- **THE REQUEST**
All entries are to be given again verbatim.

═══ INFORMATION PROVIDED

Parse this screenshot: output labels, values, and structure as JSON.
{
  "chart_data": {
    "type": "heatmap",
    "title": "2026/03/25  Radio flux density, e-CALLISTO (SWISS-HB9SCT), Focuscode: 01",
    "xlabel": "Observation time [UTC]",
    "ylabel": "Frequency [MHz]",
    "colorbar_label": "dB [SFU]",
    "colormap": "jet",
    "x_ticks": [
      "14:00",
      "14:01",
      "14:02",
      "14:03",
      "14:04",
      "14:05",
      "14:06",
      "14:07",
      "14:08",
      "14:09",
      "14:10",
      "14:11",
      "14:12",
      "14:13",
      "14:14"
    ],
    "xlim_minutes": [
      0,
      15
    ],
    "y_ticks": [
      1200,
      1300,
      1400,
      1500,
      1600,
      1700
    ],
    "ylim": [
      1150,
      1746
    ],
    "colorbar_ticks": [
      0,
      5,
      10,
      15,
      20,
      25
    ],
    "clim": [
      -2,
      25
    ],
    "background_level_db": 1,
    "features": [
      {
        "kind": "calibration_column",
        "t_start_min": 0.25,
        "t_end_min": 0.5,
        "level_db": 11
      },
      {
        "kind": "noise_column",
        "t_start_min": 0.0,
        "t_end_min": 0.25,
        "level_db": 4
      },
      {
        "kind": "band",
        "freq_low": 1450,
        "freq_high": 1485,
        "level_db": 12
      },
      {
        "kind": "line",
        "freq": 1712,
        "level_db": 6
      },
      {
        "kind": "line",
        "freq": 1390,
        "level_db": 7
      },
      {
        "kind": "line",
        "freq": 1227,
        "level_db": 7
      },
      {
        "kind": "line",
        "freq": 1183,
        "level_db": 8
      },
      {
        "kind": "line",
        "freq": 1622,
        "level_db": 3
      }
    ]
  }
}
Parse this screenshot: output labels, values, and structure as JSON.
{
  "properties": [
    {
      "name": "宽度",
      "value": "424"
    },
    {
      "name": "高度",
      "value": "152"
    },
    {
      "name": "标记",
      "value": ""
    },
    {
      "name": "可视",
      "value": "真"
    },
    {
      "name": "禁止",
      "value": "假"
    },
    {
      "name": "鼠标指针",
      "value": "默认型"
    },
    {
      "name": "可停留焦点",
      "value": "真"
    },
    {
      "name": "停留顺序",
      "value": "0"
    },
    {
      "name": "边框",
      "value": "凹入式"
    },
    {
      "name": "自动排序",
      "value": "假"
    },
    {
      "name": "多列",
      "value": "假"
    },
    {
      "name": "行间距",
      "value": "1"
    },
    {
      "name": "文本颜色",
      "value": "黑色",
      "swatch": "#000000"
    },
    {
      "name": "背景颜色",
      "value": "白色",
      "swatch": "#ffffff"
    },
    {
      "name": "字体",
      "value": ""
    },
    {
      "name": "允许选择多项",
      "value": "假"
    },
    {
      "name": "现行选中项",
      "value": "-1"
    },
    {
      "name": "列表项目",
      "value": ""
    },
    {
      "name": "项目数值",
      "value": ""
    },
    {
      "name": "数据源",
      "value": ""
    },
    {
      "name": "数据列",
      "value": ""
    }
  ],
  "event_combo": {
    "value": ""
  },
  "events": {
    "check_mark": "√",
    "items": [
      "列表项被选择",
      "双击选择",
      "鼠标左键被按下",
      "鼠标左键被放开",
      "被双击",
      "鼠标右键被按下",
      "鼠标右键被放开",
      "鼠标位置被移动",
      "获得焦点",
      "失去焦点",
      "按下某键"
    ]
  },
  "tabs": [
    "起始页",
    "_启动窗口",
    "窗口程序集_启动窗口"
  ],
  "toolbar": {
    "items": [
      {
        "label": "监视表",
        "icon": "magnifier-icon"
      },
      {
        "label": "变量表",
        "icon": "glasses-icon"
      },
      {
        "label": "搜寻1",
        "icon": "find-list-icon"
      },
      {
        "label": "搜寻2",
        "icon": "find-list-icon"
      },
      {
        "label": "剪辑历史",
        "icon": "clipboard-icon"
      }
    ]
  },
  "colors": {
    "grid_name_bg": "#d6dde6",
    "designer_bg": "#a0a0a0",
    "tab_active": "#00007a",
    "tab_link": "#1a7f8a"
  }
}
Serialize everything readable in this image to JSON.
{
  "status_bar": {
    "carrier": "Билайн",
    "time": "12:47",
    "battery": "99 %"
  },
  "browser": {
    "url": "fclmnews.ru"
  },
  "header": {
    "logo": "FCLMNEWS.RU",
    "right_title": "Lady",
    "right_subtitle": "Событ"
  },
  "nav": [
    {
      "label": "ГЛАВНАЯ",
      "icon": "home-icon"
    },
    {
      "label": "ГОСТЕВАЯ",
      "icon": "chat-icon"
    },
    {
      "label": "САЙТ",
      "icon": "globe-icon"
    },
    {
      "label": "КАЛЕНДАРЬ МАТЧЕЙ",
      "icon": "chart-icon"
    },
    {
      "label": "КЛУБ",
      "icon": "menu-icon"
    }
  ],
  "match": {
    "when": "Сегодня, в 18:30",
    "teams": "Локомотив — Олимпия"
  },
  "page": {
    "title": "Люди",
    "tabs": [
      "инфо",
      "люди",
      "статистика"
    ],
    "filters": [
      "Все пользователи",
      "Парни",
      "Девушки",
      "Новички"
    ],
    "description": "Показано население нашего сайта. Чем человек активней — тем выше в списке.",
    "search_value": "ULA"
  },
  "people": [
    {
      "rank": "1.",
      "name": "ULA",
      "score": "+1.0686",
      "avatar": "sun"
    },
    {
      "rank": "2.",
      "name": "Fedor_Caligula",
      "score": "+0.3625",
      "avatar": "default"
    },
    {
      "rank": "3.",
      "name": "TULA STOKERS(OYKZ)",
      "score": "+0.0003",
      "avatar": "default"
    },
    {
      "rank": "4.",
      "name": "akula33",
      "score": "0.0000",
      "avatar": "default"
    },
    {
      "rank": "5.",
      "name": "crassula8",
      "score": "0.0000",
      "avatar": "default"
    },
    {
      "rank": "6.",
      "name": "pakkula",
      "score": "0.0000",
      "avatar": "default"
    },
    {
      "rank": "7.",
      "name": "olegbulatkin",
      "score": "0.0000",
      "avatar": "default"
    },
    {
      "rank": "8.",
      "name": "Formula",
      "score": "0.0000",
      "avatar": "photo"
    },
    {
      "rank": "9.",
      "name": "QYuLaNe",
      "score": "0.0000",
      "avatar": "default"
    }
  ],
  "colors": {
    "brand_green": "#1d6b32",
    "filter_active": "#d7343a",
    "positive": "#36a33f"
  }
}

══════

- **RESPONSE TO THE EXERCISE**
Parse this screenshot: output labels, values, and structure as JSON.
{
  "chart_data": {
    "type": "heatmap",
    "title": "2026/03/25  Radio flux density, e-CALLISTO (SWISS-HB9SCT), Focuscode: 01",
    "xlabel": "Observation time [UTC]",
    "ylabel": "Frequency [MHz]",
    "colorbar_label": "dB [SFU]",
    "colormap": "jet",
    "x_ticks": [
      "14:00",
      "14:01",
      "14:02",
      "14:03",
      "14:04",
      "14:05",
      "14:06",
      "14:07",
      "14:08",
      "14:09",
      "14:10",
      "14:11",
      "14:12",
      "14:13",
      "14:14"
    ],
    "xlim_minutes": [
      0,
      15
    ],
    "y_ticks": [
      1200,
      1300,
      1400,
      1500,
      1600,
      1700
    ],
    "ylim": [
      1150,
      1746
    ],
    "colorbar_ticks": [
      0,
      5,
      10,
      15,
      20,
      25
    ],
    "clim": [
      -2,
      25
    ],
    "background_level_db": 1,
    "features": [
      {
        "kind": "calibration_column",
        "t_start_min": 0.25,
        "t_end_min": 0.5,
        "level_db": 11
      },
      {
        "kind": "noise_column",
        "t_start_min": 0.0,
        "t_end_min": 0.25,
        "level_db": 4
      },
      {
        "kind": "band",
        "freq_low": 1450,
        "freq_high": 1485,
        "level_db": 12
      },
      {
        "kind": "line",
        "freq": 1712,
        "level_db": 6
      },
      {
        "kind": "line",
        "freq": 1390,
        "level_db": 7
      },
      {
        "kind": "line",
        "freq": 1227,
        "level_db": 7
      },
      {
        "kind": "line",
        "freq": 1183,
        "level_db": 8
      },
      {
        "kind": "line",
        "freq": 1622,
        "level_db": 3
      }
    ]
  }
}
Parse this screenshot: output labels, values, and structure as JSON.
{
  "properties": [
    {
      "name": "宽度",
      "value": "424"
    },
    {
      "name": "高度",
      "value": "152"
    },
    {
      "name": "标记",
      "value": ""
    },
    {
      "name": "可视",
      "value": "真"
    },
    {
      "name": "禁止",
      "value": "假"
    },
    {
      "name": "鼠标指针",
      "value": "默认型"
    },
    {
      "name": "可停留焦点",
      "value": "真"
    },
    {
      "name": "停留顺序",
      "value": "0"
    },
    {
      "name": "边框",
      "value": "凹入式"
    },
    {
      "name": "自动排序",
      "value": "假"
    },
    {
      "name": "多列",
      "value": "假"
    },
    {
      "name": "行间距",
      "value": "1"
    },
    {
      "name": "文本颜色",
      "value": "黑色",
      "swatch": "#000000"
    },
    {
      "name": "背景颜色",
      "value": "白色",
      "swatch": "#ffffff"
    },
    {
      "name": "字体",
      "value": ""
    },
    {
      "name": "允许选择多项",
      "value": "假"
    },
    {
      "name": "现行选中项",
      "value": "-1"
    },
    {
      "name": "列表项目",
      "value": ""
    },
    {
      "name": "项目数值",
      "value": ""
    },
    {
      "name": "数据源",
      "value": ""
    },
    {
      "name": "数据列",
      "value": ""
    }
  ],
  "event_combo": {
    "value": ""
  },
  "events": {
    "check_mark": "√",
    "items": [
      "列表项被选择",
      "双击选择",
      "鼠标左键被按下",
      "鼠标左键被放开",
      "被双击",
      "鼠标右键被按下",
      "鼠标右键被放开",
      "鼠标位置被移动",
      "获得焦点",
      "失去焦点",
      "按下某键"
    ]
  },
  "tabs": [
    "起始页",
    "_启动窗口",
    "窗口程序集_启动窗口"
  ],
  "toolbar": {
    "items": [
      {
        "label": "监视表",
        "icon": "magnifier-icon"
      },
      {
        "label": "变量表",
        "icon": "glasses-icon"
      },
      {
        "label": "搜寻1",
        "icon": "find-list-icon"
      },
      {
        "label": "搜寻2",
        "icon": "find-list-icon"
      },
      {
        "label": "剪辑历史",
        "icon": "clipboard-icon"
      }
    ]
  },
  "colors": {
    "grid_name_bg": "#d6dde6",
    "designer_bg": "#a0a0a0",
    "tab_active": "#00007a",
    "tab_link": "#1a7f8a"
  }
}
Serialize everything readable in this image to JSON.
{
  "status_bar": {
    "carrier": "Билайн",
    "time": "12:47",
    "battery": "99 %"
  },
  "browser": {
    "url": "fclmnews.ru"
  },
  "header": {
    "logo": "FCLMNEWS.RU",
    "right_title": "Lady",
    "right_subtitle": "Событ"
  },
  "nav": [
    {
      "label": "ГЛАВНАЯ",
      "icon": "home-icon"
    },
    {
      "label": "ГОСТЕВАЯ",
      "icon": "chat-icon"
    },
    {
      "label": "САЙТ",
      "icon": "globe-icon"
    },
    {
      "label": "КАЛЕНДАРЬ МАТЧЕЙ",
      "icon": "chart-icon"
    },
    {
      "label": "КЛУБ",
      "icon": "menu-icon"
    }
  ],
  "match": {
    "when": "Сегодня, в 18:30",
    "teams": "Локомотив — Олимпия"
  },
  "page": {
    "title": "Люди",
    "tabs": [
      "инфо",
      "люди",
      "статистика"
    ],
    "filters": [
      "Все пользователи",
      "Парни",
      "Девушки",
      "Новички"
    ],
    "description": "Показано население нашего сайта. Чем человек активней — тем выше в списке.",
    "search_value": "ULA"
  },
  "people": [
    {
      "rank": "1.",
      "name": "ULA",
      "score": "+1.0686",
      "avatar": "sun"
    },
    {
      "rank": "2.",
      "name": "Fedor_Caligula",
      "score": "+0.3625",
      "avatar": "default"
    },
    {
      "rank": "3.",
      "name": "TULA STOKERS(OYKZ)",
      "score": "+0.0003",
      "avatar": "default"
    },
    {
      "rank": "4.",
      "name": "akula33",
      "score": "0.0000",
      "avatar": "default"
    },
    {
      "rank": "5.",
      "name": "crassula8",
      "score": "0.0000",
      "avatar": "default"
    },
    {
      "rank": "6.",
      "name": "pakkula",
      "score": "0.0000",
      "avatar": "default"
    },
    {
      "rank": "7.",
      "name": "olegbulatkin",
      "score": "0.0000",
      "avatar": "default"
    },
    {
      "rank": "8.",
      "name": "Formula",
      "score": "0.0000",
      "avatar": "photo"
    },
    {
      "rank": "9.",
      "name": "QYuLaNe",
      "score": "0.0000",
      "avatar": "default"
    }
  ],
  "colors": {
    "brand_green": "#1d6b32",
    "filter_active": "#d7343a",
    "positive": "#36a33f"
  }
}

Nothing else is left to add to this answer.